** Begin Stored records **
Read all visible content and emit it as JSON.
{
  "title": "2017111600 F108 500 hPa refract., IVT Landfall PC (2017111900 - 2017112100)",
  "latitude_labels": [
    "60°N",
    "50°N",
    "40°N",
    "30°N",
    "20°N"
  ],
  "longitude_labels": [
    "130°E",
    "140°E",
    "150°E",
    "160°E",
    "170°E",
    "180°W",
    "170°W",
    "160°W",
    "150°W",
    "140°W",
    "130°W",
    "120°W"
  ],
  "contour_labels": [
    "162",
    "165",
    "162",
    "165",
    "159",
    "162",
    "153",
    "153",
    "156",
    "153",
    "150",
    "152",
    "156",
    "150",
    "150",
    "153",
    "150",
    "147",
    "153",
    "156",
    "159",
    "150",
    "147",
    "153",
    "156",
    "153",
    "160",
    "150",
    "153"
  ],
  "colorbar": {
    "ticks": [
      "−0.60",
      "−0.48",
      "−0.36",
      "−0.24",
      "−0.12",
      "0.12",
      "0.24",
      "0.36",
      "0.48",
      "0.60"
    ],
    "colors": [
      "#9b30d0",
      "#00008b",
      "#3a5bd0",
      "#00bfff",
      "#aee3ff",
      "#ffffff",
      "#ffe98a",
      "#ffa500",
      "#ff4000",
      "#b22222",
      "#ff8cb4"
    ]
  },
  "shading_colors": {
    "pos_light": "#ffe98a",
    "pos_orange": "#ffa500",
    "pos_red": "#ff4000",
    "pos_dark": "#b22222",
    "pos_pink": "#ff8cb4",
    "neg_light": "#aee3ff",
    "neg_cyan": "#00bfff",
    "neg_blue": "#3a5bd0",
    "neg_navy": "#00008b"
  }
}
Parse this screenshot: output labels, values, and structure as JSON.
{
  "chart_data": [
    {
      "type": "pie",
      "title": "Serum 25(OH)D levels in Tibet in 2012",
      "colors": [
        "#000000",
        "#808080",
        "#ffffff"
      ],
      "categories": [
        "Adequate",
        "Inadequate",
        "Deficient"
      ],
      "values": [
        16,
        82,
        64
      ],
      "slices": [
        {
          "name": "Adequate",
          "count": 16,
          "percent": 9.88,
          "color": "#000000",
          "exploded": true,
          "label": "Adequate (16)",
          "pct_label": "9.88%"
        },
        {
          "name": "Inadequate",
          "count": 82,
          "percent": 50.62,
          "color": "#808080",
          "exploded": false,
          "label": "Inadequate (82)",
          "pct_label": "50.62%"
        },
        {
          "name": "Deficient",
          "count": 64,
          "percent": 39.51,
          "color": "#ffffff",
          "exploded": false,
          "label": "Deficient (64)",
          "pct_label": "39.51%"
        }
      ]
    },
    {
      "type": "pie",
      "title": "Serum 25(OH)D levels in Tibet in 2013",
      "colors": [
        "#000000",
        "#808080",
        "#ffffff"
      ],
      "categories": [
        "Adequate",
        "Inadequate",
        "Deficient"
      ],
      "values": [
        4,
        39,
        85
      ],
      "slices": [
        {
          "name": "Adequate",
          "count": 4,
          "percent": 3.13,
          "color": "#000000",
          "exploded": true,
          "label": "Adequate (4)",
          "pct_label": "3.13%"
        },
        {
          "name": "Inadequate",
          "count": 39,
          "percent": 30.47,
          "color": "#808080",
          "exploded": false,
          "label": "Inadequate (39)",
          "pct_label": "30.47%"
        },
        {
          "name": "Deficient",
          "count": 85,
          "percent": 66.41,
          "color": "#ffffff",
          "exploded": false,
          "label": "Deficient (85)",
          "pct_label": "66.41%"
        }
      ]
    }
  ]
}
** End Stored records **
### Given request
Write out every line of the material again, exactly as it reads.

### Task response
Read all visible content and emit it as JSON.
{
  "title": "2017111600 F108 500 hPa refract., IVT Landfall PC (2017111900 - 2017112100)",
  "latitude_labels": [
    "60°N",
    "50°N",
    "40°N",
    "30°N",
    "20°N"
  ],
  "longitude_labels": [
    "130°E",
    "140°E",
    "150°E",
    "160°E",
    "170°E",
    "180°W",
    "170°W",
    "160°W",
    "150°W",
    "140°W",
    "130°W",
    "120°W"
  ],
  "contour_labels": [
    "162",
    "165",
    "162",
    "165",
    "159",
    "162",
    "153",
    "153",
    "156",
    "153",
    "150",
    "152",
    "156",
    "150",
    "150",
    "153",
    "150",
    "147",
    "153",
    "156",
    "159",
    "150",
    "147",
    "153",
    "156",
    "153",
    "160",
    "150",
    "153"
  ],
  "colorbar": {
    "ticks": [
      "−0.60",
      "−0.48",
      "−0.36",
      "−0.24",
      "−0.12",
      "0.12",
      "0.24",
      "0.36",
      "0.48",
      "0.60"
    ],
    "colors": [
      "#9b30d0",
      "#00008b",
      "#3a5bd0",
      "#00bfff",
      "#aee3ff",
      "#ffffff",
      "#ffe98a",
      "#ffa500",
      "#ff4000",
      "#b22222",
      "#ff8cb4"
    ]
  },
  "shading_colors": {
    "pos_light": "#ffe98a",
    "pos_orange": "#ffa500",
    "pos_red": "#ff4000",
    "pos_dark": "#b22222",
    "pos_pink": "#ff8cb4",
    "neg_light": "#aee3ff",
    "neg_cyan": "#00bfff",
    "neg_blue": "#3a5bd0",
    "neg_navy": "#00008b"
  }
}
Parse this screenshot: output labels, values, and structure as JSON.
{
  "chart_data": [
    {
      "type": "pie",
      "title": "Serum 25(OH)D levels in Tibet in 2012",
      "colors": [
        "#000000",
        "#808080",
        "#ffffff"
      ],
      "categories": [
        "Adequate",
        "Inadequate",
        "Deficient"
      ],
      "values": [
        16,
        82,
        64
      ],
      "slices": [
        {
          "name": "Adequate",
          "count": 16,
          "percent": 9.88,
          "color": "#000000",
          "exploded": true,
          "label": "Adequate (16)",
          "pct_label": "9.88%"
        },
        {
          "name": "Inadequate",
          "count": 82,
          "percent": 50.62,
          "color": "#808080",
          "exploded": false,
          "label": "Inadequate (82)",
          "pct_label": "50.62%"
        },
        {
          "name": "Deficient",
          "count": 64,
          "percent": 39.51,
          "color": "#ffffff",
          "exploded": false,
          "label": "Deficient (64)",
          "pct_label": "39.51%"
        }
      ]
    },
    {
      "type": "pie",
      "title": "Serum 25(OH)D levels in Tibet in 2013",
      "colors": [
        "#000000",
        "#808080",
        "#ffffff"
      ],
      "categories": [
        "Adequate",
        "Inadequate",
        "Deficient"
      ],
      "values": [
        4,
        39,
        85
      ],
      "slices": [
        {
          "name": "Adequate",
          "count": 4,
          "percent": 3.13,
          "color": "#000000",
          "exploded": true,
          "label": "Adequate (4)",
          "pct_label": "3.13%"
        },
        {
          "name": "Inadequate",
          "count": 39,
          "percent": 30.47,
          "color": "#808080",
          "exploded": false,
          "label": "Inadequate (39)",
          "pct_label": "30.47%"
        },
        {
          "name": "Deficient",
          "count": 85,
          "percent": 66.41,
          "color": "#ffffff",
          "exploded": false,
          "label": "Deficient (85)",
          "pct_label": "66.41%"
        }
      ]
    }
  ]
}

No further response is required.